(Entries from a dataset)
--- begin ---
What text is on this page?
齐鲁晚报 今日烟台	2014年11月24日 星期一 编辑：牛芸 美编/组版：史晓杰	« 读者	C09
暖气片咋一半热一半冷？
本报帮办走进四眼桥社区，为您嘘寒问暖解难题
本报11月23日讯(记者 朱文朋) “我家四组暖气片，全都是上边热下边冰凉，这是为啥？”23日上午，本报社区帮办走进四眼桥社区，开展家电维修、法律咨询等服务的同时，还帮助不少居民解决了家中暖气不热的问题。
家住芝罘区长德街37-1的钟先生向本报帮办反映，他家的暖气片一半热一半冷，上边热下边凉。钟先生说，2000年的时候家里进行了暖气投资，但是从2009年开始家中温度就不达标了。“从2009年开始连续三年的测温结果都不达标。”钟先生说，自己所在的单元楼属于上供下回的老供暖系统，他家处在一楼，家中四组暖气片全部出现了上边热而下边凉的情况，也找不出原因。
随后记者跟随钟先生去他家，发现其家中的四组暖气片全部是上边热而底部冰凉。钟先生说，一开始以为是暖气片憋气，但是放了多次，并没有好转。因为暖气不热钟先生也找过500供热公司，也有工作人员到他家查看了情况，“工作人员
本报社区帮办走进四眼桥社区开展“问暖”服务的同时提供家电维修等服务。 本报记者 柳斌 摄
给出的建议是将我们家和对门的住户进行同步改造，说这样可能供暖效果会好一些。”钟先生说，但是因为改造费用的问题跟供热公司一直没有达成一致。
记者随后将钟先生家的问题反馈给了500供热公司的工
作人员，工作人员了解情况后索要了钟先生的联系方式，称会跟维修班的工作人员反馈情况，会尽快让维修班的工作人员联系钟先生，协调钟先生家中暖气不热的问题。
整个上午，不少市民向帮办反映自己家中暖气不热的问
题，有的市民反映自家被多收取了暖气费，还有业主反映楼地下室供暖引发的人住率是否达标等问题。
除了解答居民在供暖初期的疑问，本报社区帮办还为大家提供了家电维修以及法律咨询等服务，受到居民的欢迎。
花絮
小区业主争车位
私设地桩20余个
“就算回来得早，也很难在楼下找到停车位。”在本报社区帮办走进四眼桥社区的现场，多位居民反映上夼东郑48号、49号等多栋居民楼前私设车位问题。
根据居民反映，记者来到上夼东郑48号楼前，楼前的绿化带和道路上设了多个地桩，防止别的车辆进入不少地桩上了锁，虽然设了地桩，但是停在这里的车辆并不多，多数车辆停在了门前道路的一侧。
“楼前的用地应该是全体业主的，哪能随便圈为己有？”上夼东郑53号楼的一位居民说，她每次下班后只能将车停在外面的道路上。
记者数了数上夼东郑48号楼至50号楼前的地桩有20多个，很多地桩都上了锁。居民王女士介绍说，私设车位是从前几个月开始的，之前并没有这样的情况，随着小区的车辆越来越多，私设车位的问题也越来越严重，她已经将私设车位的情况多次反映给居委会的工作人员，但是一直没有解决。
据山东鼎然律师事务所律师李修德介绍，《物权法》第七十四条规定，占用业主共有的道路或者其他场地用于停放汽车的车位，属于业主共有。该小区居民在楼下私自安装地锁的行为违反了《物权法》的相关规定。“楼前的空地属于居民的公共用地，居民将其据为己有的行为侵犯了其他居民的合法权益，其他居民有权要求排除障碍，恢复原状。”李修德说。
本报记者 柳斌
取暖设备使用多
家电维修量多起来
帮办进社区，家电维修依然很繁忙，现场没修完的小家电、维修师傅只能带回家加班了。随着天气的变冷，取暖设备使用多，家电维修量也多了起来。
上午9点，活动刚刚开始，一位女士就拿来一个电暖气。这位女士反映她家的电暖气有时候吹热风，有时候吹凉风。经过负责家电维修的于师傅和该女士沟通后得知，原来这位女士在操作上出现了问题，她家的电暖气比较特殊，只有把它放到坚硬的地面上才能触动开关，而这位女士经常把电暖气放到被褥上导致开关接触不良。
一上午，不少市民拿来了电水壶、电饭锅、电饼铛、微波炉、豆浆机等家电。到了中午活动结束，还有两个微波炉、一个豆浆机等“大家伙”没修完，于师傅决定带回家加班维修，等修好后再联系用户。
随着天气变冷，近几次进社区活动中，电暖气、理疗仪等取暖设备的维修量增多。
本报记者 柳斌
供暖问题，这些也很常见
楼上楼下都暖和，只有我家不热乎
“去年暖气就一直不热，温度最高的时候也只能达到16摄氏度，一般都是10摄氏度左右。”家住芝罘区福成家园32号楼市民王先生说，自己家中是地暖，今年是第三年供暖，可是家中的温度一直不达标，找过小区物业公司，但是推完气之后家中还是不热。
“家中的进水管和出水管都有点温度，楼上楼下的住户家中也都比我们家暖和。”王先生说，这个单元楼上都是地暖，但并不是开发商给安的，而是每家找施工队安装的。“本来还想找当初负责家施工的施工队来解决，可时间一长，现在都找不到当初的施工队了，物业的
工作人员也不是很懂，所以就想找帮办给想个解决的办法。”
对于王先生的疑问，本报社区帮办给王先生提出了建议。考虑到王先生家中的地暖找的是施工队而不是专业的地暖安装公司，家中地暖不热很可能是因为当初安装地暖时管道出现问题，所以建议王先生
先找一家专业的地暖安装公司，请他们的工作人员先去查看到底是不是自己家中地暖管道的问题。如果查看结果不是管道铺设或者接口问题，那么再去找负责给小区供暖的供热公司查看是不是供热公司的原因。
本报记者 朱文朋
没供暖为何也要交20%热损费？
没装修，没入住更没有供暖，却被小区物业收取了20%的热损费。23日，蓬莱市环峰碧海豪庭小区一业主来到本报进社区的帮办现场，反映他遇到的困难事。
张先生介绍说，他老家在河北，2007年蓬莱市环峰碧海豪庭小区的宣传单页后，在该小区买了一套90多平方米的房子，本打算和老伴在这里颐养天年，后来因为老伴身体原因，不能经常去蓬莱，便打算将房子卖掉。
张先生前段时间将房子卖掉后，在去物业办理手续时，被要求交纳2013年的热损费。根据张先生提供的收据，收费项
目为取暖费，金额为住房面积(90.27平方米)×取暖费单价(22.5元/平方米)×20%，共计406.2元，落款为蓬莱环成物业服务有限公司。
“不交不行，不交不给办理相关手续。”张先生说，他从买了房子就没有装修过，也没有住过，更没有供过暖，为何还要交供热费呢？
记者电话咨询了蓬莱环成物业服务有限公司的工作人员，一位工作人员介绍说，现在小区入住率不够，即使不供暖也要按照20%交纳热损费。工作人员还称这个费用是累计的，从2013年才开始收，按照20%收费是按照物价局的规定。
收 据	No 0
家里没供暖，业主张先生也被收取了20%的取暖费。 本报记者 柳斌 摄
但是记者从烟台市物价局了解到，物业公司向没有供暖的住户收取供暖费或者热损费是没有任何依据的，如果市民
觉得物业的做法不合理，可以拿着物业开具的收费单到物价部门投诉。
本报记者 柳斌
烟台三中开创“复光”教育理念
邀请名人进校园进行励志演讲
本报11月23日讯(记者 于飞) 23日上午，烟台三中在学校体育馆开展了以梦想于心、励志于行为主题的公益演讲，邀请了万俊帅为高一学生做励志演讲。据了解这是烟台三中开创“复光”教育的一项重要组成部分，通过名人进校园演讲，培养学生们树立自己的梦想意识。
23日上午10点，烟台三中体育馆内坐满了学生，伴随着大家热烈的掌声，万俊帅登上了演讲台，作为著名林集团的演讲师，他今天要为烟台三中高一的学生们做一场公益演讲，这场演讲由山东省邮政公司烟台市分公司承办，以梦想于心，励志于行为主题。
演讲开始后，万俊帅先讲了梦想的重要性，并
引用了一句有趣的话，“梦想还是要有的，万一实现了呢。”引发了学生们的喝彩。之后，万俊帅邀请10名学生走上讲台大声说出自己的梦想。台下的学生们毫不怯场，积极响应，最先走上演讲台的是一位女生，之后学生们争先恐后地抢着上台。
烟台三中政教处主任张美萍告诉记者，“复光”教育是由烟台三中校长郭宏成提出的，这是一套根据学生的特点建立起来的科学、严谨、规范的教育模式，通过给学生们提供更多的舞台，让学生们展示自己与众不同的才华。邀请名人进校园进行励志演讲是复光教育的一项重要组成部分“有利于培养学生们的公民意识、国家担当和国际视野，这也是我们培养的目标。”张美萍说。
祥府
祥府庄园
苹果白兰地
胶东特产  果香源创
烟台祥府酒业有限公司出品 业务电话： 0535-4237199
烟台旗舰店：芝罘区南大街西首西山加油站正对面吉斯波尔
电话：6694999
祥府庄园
--- end ---
◆ SHORT PROBLEM ◆
Report how many lines in the data contain the word "钟先生说", with no words besides the number.

◆ FINAL RESULT ◆
3